### Given instruction:
Copy out every line of the entries below word for word, in the same order.

### Supplied data:
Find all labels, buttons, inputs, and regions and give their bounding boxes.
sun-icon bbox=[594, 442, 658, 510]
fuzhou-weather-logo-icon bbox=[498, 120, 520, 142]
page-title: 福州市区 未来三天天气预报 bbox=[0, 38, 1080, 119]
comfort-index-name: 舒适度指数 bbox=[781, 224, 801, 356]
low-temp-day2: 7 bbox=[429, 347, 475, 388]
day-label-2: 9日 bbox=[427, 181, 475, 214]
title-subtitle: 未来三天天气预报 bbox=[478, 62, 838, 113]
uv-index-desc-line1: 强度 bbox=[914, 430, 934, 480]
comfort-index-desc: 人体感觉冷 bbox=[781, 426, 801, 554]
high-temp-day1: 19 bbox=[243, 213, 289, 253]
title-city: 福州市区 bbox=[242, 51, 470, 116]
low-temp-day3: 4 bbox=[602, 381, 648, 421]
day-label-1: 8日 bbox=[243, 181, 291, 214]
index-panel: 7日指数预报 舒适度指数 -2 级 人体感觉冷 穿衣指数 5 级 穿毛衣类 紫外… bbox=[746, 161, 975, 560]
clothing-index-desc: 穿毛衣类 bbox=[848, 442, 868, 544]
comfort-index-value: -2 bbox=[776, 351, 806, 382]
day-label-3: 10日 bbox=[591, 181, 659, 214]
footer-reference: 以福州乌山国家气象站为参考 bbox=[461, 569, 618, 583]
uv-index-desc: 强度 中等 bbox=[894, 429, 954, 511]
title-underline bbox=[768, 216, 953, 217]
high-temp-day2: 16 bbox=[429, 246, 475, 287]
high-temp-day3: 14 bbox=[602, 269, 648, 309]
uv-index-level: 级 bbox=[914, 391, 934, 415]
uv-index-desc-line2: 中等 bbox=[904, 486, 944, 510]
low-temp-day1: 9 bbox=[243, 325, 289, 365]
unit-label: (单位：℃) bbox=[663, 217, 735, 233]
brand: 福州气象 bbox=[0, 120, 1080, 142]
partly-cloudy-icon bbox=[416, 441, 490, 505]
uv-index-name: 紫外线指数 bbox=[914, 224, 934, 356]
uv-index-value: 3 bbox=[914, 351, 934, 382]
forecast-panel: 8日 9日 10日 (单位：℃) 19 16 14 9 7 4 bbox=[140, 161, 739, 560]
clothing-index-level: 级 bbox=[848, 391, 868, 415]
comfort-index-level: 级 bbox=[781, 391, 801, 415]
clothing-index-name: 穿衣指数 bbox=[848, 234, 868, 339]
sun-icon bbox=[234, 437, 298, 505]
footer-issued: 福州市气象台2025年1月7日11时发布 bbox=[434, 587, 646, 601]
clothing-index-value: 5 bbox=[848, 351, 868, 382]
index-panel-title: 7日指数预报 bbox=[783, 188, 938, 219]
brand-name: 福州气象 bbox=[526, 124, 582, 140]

### The response:
Find all labels, buttons, inputs, and regions and give their bounding boxes.
sun-icon bbox=[594, 442, 658, 510]
fuzhou-weather-logo-icon bbox=[498, 120, 520, 142]
page-title: 福州市区 未来三天天气预报 bbox=[0, 38, 1080, 119]
comfort-index-name: 舒适度指数 bbox=[781, 224, 801, 356]
low-temp-day2: 7 bbox=[429, 347, 475, 388]
day-label-2: 9日 bbox=[427, 181, 475, 214]
title-subtitle: 未来三天天气预报 bbox=[478, 62, 838, 113]
uv-index-desc-line1: 强度 bbox=[914, 430, 934, 480]
comfort-index-desc: 人体感觉冷 bbox=[781, 426, 801, 554]
high-temp-day1: 19 bbox=[243, 213, 289, 253]
title-city: 福州市区 bbox=[242, 51, 470, 116]
low-temp-day3: 4 bbox=[602, 381, 648, 421]
day-label-1: 8日 bbox=[243, 181, 291, 214]
index-panel: 7日指数预报 舒适度指数 -2 级 人体感觉冷 穿衣指数 5 级 穿毛衣类 紫外… bbox=[746, 161, 975, 560]
clothing-index-desc: 穿毛衣类 bbox=[848, 442, 868, 544]
comfort-index-value: -2 bbox=[776, 351, 806, 382]
day-label-3: 10日 bbox=[591, 181, 659, 214]
footer-reference: 以福州乌山国家气象站为参考 bbox=[461, 569, 618, 583]
uv-index-desc: 强度 中等 bbox=[894, 429, 954, 511]
title-underline bbox=[768, 216, 953, 217]
high-temp-day2: 16 bbox=[429, 246, 475, 287]
high-temp-day3: 14 bbox=[602, 269, 648, 309]
uv-index-level: 级 bbox=[914, 391, 934, 415]
uv-index-desc-line2: 中等 bbox=[904, 486, 944, 510]
low-temp-day1: 9 bbox=[243, 325, 289, 365]
unit-label: (单位：℃) bbox=[663, 217, 735, 233]
brand: 福州气象 bbox=[0, 120, 1080, 142]
partly-cloudy-icon bbox=[416, 441, 490, 505]
uv-index-name: 紫外线指数 bbox=[914, 224, 934, 356]
uv-index-value: 3 bbox=[914, 351, 934, 382]
forecast-panel: 8日 9日 10日 (单位：℃) 19 16 14 9 7 4 bbox=[140, 161, 739, 560]
clothing-index-level: 级 bbox=[848, 391, 868, 415]
comfort-index-level: 级 bbox=[781, 391, 801, 415]
clothing-index-name: 穿衣指数 bbox=[848, 234, 868, 339]
sun-icon bbox=[234, 437, 298, 505]
footer-issued: 福州市气象台2025年1月7日11时发布 bbox=[434, 587, 646, 601]
clothing-index-value: 5 bbox=[848, 351, 868, 382]
index-panel-title: 7日指数预报 bbox=[783, 188, 938, 219]
brand-name: 福州气象 bbox=[526, 124, 582, 140]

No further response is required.